(Source data)
-*-*-

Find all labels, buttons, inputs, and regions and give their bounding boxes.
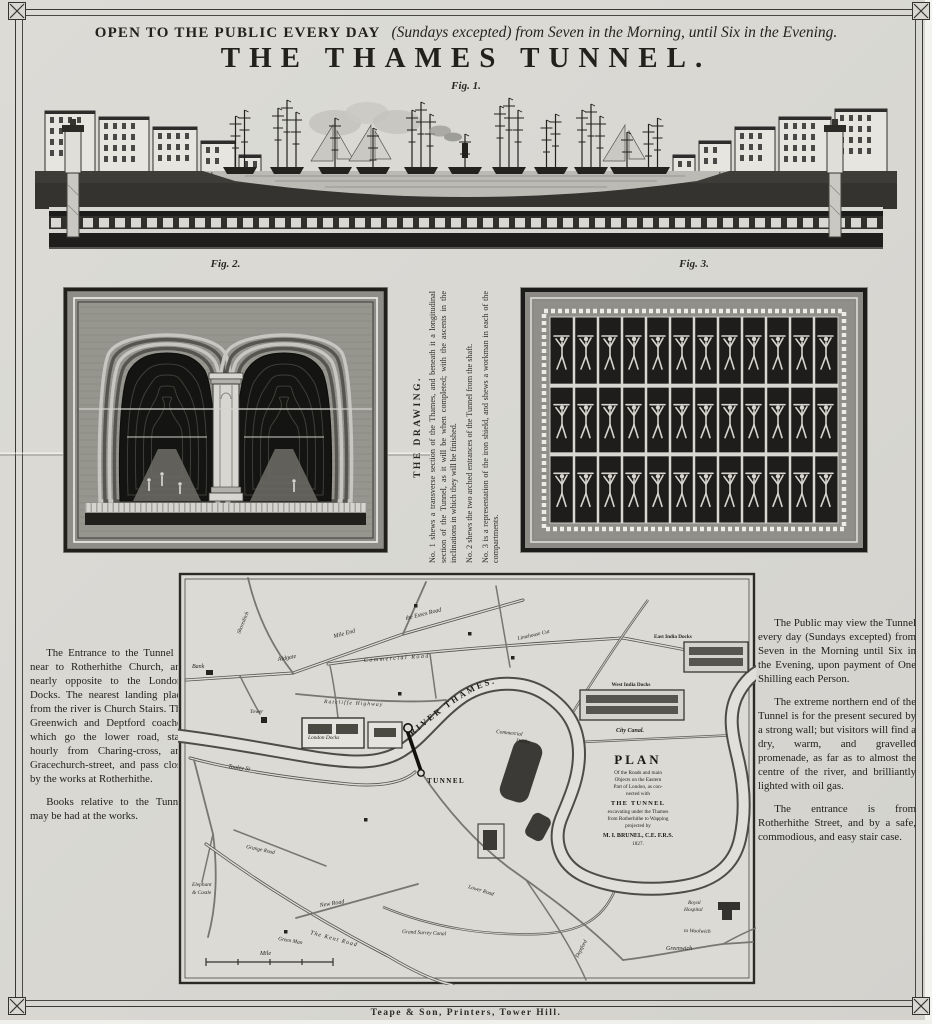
left-paragraph-2: Books relative to the Tunnel may be had …: [30, 795, 186, 823]
tower-label: Tower: [250, 709, 264, 715]
plan-line-3: Part of London, as con-: [614, 783, 663, 790]
opening-hours-italic: (Sundays excepted) from Seven in the Mor…: [391, 24, 837, 41]
tunnel-top-band: [49, 211, 883, 216]
photo-edge-right: [925, 0, 932, 1024]
corner-ornament-top-right: [912, 2, 930, 20]
printer-imprint: Teape & Son, Printers, Tower Hill.: [0, 1008, 932, 1018]
sill-band: [85, 503, 366, 512]
drawing-notes-block: THE DRAWING. No. 1 shews a transverse se…: [413, 291, 507, 563]
london-docks-label: London Docks: [307, 735, 339, 741]
tunnel-bottom-band: [49, 233, 883, 247]
west-india-docks: [580, 690, 684, 720]
base-band: [85, 513, 366, 525]
drawing-note-2: No. 2 shews the two arched entrances of …: [465, 291, 476, 563]
tunnel-label: TUNNEL: [427, 777, 465, 785]
right-text-column: The Public may view the Tunnel every day…: [758, 616, 916, 853]
left-text-column: The Entrance to the Tunnel is near to Ro…: [30, 646, 186, 832]
fig2-engraving: [63, 287, 388, 553]
plan-line-7: projected by: [625, 823, 651, 829]
drawing-note-1: No. 1 shews a transverse section of the …: [428, 291, 460, 563]
photo-edge-bottom: [0, 1020, 932, 1024]
corner-ornament-top-left: [8, 2, 26, 20]
east-india-docks: [684, 642, 748, 672]
royal-hospital-label-2: Hospital: [683, 907, 703, 913]
opening-hours-bold: OPEN TO THE PUBLIC EVERY DAY: [95, 25, 381, 41]
east-india-docks-label: East India Docks: [654, 634, 692, 640]
london-docks: [302, 718, 402, 748]
plan-title: PLAN: [614, 752, 661, 767]
right-paragraph-1: The Public may view the Tunnel every day…: [758, 616, 916, 686]
smoke-clouds: [309, 102, 421, 136]
elephant-label-1: Elephant: [191, 882, 212, 888]
mile-scale-label: Mile: [259, 951, 271, 957]
greenwich-label: Greenwich: [666, 946, 692, 952]
plan-line-2: Objects on the Eastern: [615, 777, 662, 783]
central-pillar: [209, 373, 243, 501]
plan-tunnel: THE TUNNEL: [611, 800, 665, 807]
masthead: OPEN TO THE PUBLIC EVERY DAY (Sundays ex…: [40, 24, 892, 42]
plan-line-1: Of the Roads and main: [614, 769, 662, 776]
plan-line-6: from Rotherhithe to Wapping: [607, 815, 668, 822]
broadside-sheet: OPEN TO THE PUBLIC EVERY DAY (Sundays ex…: [0, 0, 932, 1024]
left-paragraph-1: The Entrance to the Tunnel is near to Ro…: [30, 646, 186, 786]
fig3-caption: Fig. 3.: [520, 258, 868, 270]
map-engraving: RIVER THAMES.: [178, 572, 756, 985]
plan-line-5: excavating under the Thames: [608, 809, 669, 815]
fig1-engraving: [35, 95, 897, 250]
plan-year: 1827.: [632, 841, 644, 847]
elephant-label-2: & Castle: [192, 890, 212, 896]
bank-label: Bank: [192, 664, 205, 670]
plan-author: M. I. BRUNEL, C.E. F.R.S.: [603, 833, 674, 839]
page-title: THE THAMES TUNNEL.: [0, 42, 932, 75]
fig2-caption: Fig. 2.: [63, 258, 388, 270]
right-paragraph-2: The extreme northern end of the Tunnel i…: [758, 695, 916, 793]
tunnel-base-line: [49, 247, 883, 249]
drawing-note-3: No. 3 is a representation of the iron sh…: [481, 291, 502, 563]
fig1-caption: Fig. 1.: [0, 80, 932, 92]
tunnel-floor-line: [49, 229, 883, 233]
tunnel-crown-line: [49, 207, 883, 211]
drawing-notes-heading: THE DRAWING.: [413, 291, 423, 563]
fig3-engraving: [520, 287, 868, 553]
city-canal-label: City Canal.: [616, 728, 645, 734]
plan-line-4: nected with: [626, 791, 650, 797]
right-paragraph-3: The entrance is from Rotherhithe Street,…: [758, 802, 916, 844]
west-india-docks-label: West India Docks: [612, 682, 651, 688]
sailing-ships: [223, 98, 670, 174]
royal-hospital-label-1: Royal: [687, 900, 701, 906]
to-woolwich-label: to Woolwich: [684, 928, 711, 935]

-*-*-

AIM OF THE TASK
Rewrite every line of the material above as a JSON list of strings, one string per line, and omit the picture.

FINISHED TASK
[
  "Find all labels, buttons, inputs, and regions and give their bounding boxes.",
  "left-paragraph-2: Books relative to the Tunnel may be had …: [30, 795, 186, 823]",
  "tower-label: Tower: [250, 709, 264, 715]",
  "plan-line-3: Part of London, as con-: [614, 783, 663, 790]",
  "opening-hours-italic: (Sundays excepted) from Seven in the Mor…: [391, 24, 837, 41]",
  "tunnel-top-band: [49, 211, 883, 216]",
  "photo-edge-right: [925, 0, 932, 1024]",
  "corner-ornament-top-right: [912, 2, 930, 20]",
  "printer-imprint: Teape & Son, Printers, Tower Hill.: [0, 1008, 932, 1018]",
  "sill-band: [85, 503, 366, 512]",
  "drawing-notes-block: THE DRAWING. No. 1 shews a transverse se…: [413, 291, 507, 563]",
  "london-docks-label: London Docks: [307, 735, 339, 741]",
  "tunnel-bottom-band: [49, 233, 883, 247]",
  "west-india-docks: [580, 690, 684, 720]",
  "base-band: [85, 513, 366, 525]",
  "drawing-note-2: No. 2 shews the two arched entrances of …: [465, 291, 476, 563]",
  "tunnel-label: TUNNEL: [427, 777, 465, 785]",
  "right-text-column: The Public may view the Tunnel every day…: [758, 616, 916, 853]",
  "left-text-column: The Entrance to the Tunnel is near to Ro…: [30, 646, 186, 832]",
  "fig2-engraving: [63, 287, 388, 553]",
  "plan-line-7: projected by: [625, 823, 651, 829]",
  "drawing-note-1: No. 1 shews a transverse section of the …: [428, 291, 460, 563]",
  "photo-edge-bottom: [0, 1020, 932, 1024]",
  "corner-ornament-top-left: [8, 2, 26, 20]",
  "east-india-docks: [684, 642, 748, 672]",
  "royal-hospital-label-2: Hospital: [683, 907, 703, 913]",
  "opening-hours-bold: OPEN TO THE PUBLIC EVERY DAY: [95, 25, 381, 41]",
  "east-india-docks-label: East India Docks: [654, 634, 692, 640]",
  "london-docks: [302, 718, 402, 748]",
  "plan-title: PLAN: [614, 752, 661, 767]",
  "right-paragraph-1: The Public may view the Tunnel every day…: [758, 616, 916, 686]",
  "smoke-clouds: [309, 102, 421, 136]",
  "elephant-label-1: Elephant: [191, 882, 212, 888]",
  "mile-scale-label: Mile: [259, 951, 271, 957]",
  "greenwich-label: Greenwich: [666, 946, 692, 952]",
  "plan-line-2: Objects on the Eastern: [615, 777, 662, 783]",
  "central-pillar: [209, 373, 243, 501]",
  "plan-tunnel: THE TUNNEL: [611, 800, 665, 807]",
  "masthead: OPEN TO THE PUBLIC EVERY DAY (Sundays ex…: [40, 24, 892, 42]",
  "plan-line-1: Of the Roads and main: [614, 769, 662, 776]",
  "plan-line-6: from Rotherhithe to Wapping: [607, 815, 668, 822]",
  "broadside-sheet: OPEN TO THE PUBLIC EVERY DAY (Sundays ex…: [0, 0, 932, 1024]",
  "left-paragraph-1: The Entrance to the Tunnel is near to Ro…: [30, 646, 186, 786]",
  "fig3-caption: Fig. 3.: [520, 258, 868, 270]",
  "map-engraving: RIVER THAMES.: [178, 572, 756, 985]",
  "plan-line-5: excavating under the Thames: [608, 809, 669, 815]",
  "fig1-engraving: [35, 95, 897, 250]",
  "plan-year: 1827.: [632, 841, 644, 847]",
  "elephant-label-2: & Castle: [192, 890, 212, 896]",
  "bank-label: Bank: [192, 664, 205, 670]",
  "plan-author: M. I. BRUNEL, C.E. F.R.S.: [603, 833, 674, 839]",
  "page-title: THE THAMES TUNNEL.: [0, 42, 932, 75]",
  "fig2-caption: Fig. 2.: [63, 258, 388, 270]",
  "right-paragraph-2: The extreme northern end of the Tunnel i…: [758, 695, 916, 793]",
  "tunnel-base-line: [49, 247, 883, 249]",
  "drawing-note-3: No. 3 is a representation of the iron sh…: [481, 291, 502, 563]",
  "fig1-caption: Fig. 1.: [0, 80, 932, 92]",
  "tunnel-floor-line: [49, 229, 883, 233]",
  "tunnel-crown-line: [49, 207, 883, 211]",
  "drawing-notes-heading: THE DRAWING.: [413, 291, 423, 563]",
  "fig3-engraving: [520, 287, 868, 553]",
  "city-canal-label: City Canal.: [616, 728, 645, 734]",
  "plan-line-4: nected with: [626, 791, 650, 797]",
  "right-paragraph-3: The entrance is from Rotherhithe Street,…: [758, 802, 916, 844]",
  "west-india-docks-label: West India Docks: [612, 682, 651, 688]",
  "sailing-ships: [223, 98, 670, 174]",
  "royal-hospital-label-1: Royal: [687, 900, 701, 906]",
  "to-woolwich-label: to Woolwich: [684, 928, 711, 935]"
]